Exercise task:
Extract each line from the entries below that has the string "dist" in it.

Data records:
⟨
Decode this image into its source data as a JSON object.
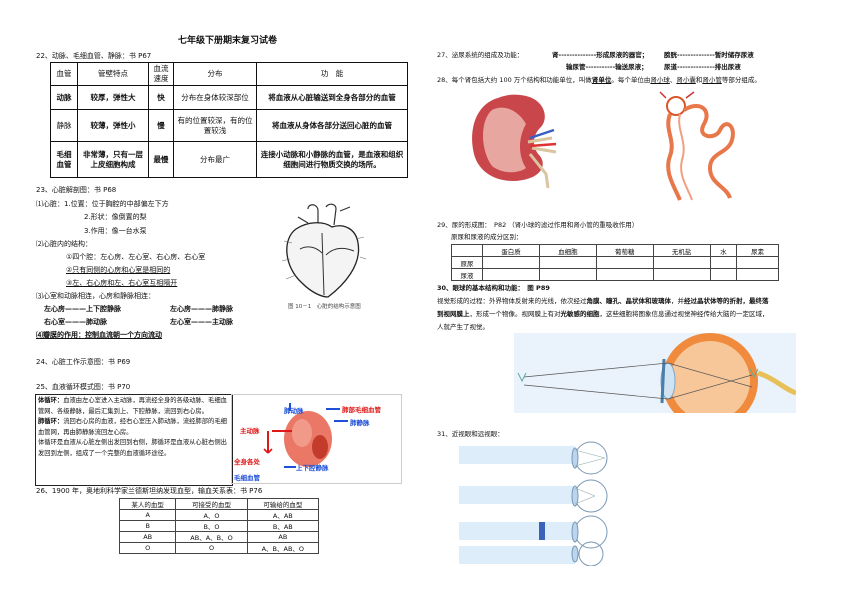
{
  "title": "七年级下册期末复习试卷",
  "q22": {
    "heading": "22、动脉、毛细血管、静脉：书 P67",
    "header": [
      "血管",
      "管壁特点",
      "血流速度",
      "分布",
      "功　能"
    ],
    "rows": [
      {
        "name": "动脉",
        "wall": "较厚，弹性大",
        "speed": "快",
        "dist": "分布在身体较深部位",
        "func": "将血液从心脏输送到全身各部分的血管"
      },
      {
        "name": "静脉",
        "wall": "较薄，弹性小",
        "speed": "慢",
        "dist": "有的位置较深，有的位置较浅",
        "func": "将血液从身体各部分送回心脏的血管"
      },
      {
        "name": "毛细血管",
        "wall": "非常薄，只有一层上皮细胞构成",
        "speed": "最慢",
        "dist": "分布最广",
        "func": "连接小动脉和小静脉的血管，是血液和组织细胞间进行物质交换的场所。"
      }
    ]
  },
  "q23": {
    "heading": "23、心脏解剖图：书 P68",
    "l1": "⑴心脏：1.位置：位于胸腔的中部偏左下方",
    "l2": "2.形状：像倒置的梨",
    "l3": "3.作用：像一台水泵",
    "l4": "⑵心脏内的结构：",
    "l5": "①四个腔：左心房、左心室、右心房、右心室",
    "l6": "②只有同侧的心房和心室是相同的",
    "l7": "③左、右心房和左、右心室互相隔开",
    "l8": "⑶心室和动脉相连，心房和静脉相连：",
    "l9a": "左心房———上下腔静脉",
    "l9b": "左心房———肺静脉",
    "l10a": "右心室———肺动脉",
    "l10b": "左心室———主动脉",
    "l11": "⑷瓣膜的作用：控制血流朝一个方向流动",
    "fig_caption": "图 10－1　心脏的结构示意图"
  },
  "q24": {
    "heading": "24、心脏工作示意图：书 P69"
  },
  "q25": {
    "heading": "25、血液循环模式图：书 P70",
    "p1_label": "体循环：",
    "p1": "血液由左心室进入主动脉，再流经全身的各级动脉、毛细血管网、各级静脉，最后汇集到上、下腔静脉，流回到右心房。",
    "p2_label": "肺循环：",
    "p2": "流回右心房的血液，经右心室压入肺动脉，流经肺部的毛细血管网，再由肺静脉流回左心房。",
    "p3": "体循环是血液从心脏左侧出发回到右侧，肺循环是血液从心脏右侧出发回到左侧，组成了一个完整的血液循环途径。",
    "labels": {
      "pa": "肺动脉",
      "lungcap": "肺部毛细血管",
      "aorta": "主动脉",
      "pv": "肺静脉",
      "body": "全身各处",
      "vc": "上下腔静脉",
      "bodycap": "毛细血管"
    }
  },
  "q26": {
    "heading": "26、1900 年，奥地利科学家兰德斯坦纳发现血型，输血关系表：书 P76",
    "header": [
      "某人的血型",
      "可接受的血型",
      "可输给的血型"
    ],
    "rows": [
      [
        "A",
        "A、O",
        "A、AB"
      ],
      [
        "B",
        "B、O",
        "B、AB"
      ],
      [
        "AB",
        "AB、A、B、O",
        "AB"
      ],
      [
        "O",
        "O",
        "A、B、AB、O"
      ]
    ]
  },
  "q27": {
    "heading": "27、泌尿系统的组成及功能：",
    "a": "肾--------------形成尿液的器官；",
    "b": "膀胱--------------暂时储存尿液",
    "c": "输尿管-----------输送尿液；",
    "d": "尿道--------------排出尿液"
  },
  "q28": {
    "t1": "28、每个肾包括大约 100 万个结构和功能单位，叫做",
    "unit": "肾单位",
    "t2": "。每个单位由",
    "w1": "肾小球",
    "w2": "肾小囊",
    "w3": "肾小管",
    "t3": "等部分组成。",
    "sep": "、",
    "and": "和"
  },
  "q29": {
    "heading": "29、尿的形成图：　P82 （肾小球的滤过作用和肾小管的重吸收作用）",
    "sub": "原尿和尿液的成分区别：",
    "header": [
      "",
      "蛋白质",
      "血细胞",
      "葡萄糖",
      "无机盐",
      "水",
      "尿素"
    ],
    "rows": [
      "原尿",
      "尿液"
    ]
  },
  "q30": {
    "heading": "30、眼球的基本结构和功能：　图 P89",
    "p1": "视觉形成的过程：外界物体反射来的光线，依次经过",
    "k1": "角膜、瞳孔、晶状体和玻璃体",
    "p2": "，并",
    "k2": "经过晶状体等的折射",
    "p3": "，最终落",
    "p4a": "到视网膜上",
    "p4b": "，形成一个物像。视网膜上有对",
    "k3": "光敏感的细胞",
    "p4c": "，这些细胞将图象信息通过视觉神经传给大脑的一定区域，",
    "p5": "人就产生了视觉。"
  },
  "q31": {
    "heading": "31、近视眼和远视眼："
  }
}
⟩
Complete response:
        "dist": "分布在身体较深部位",
        "dist": "有的位置较深，有的位置较浅",
        "dist": "分布最广",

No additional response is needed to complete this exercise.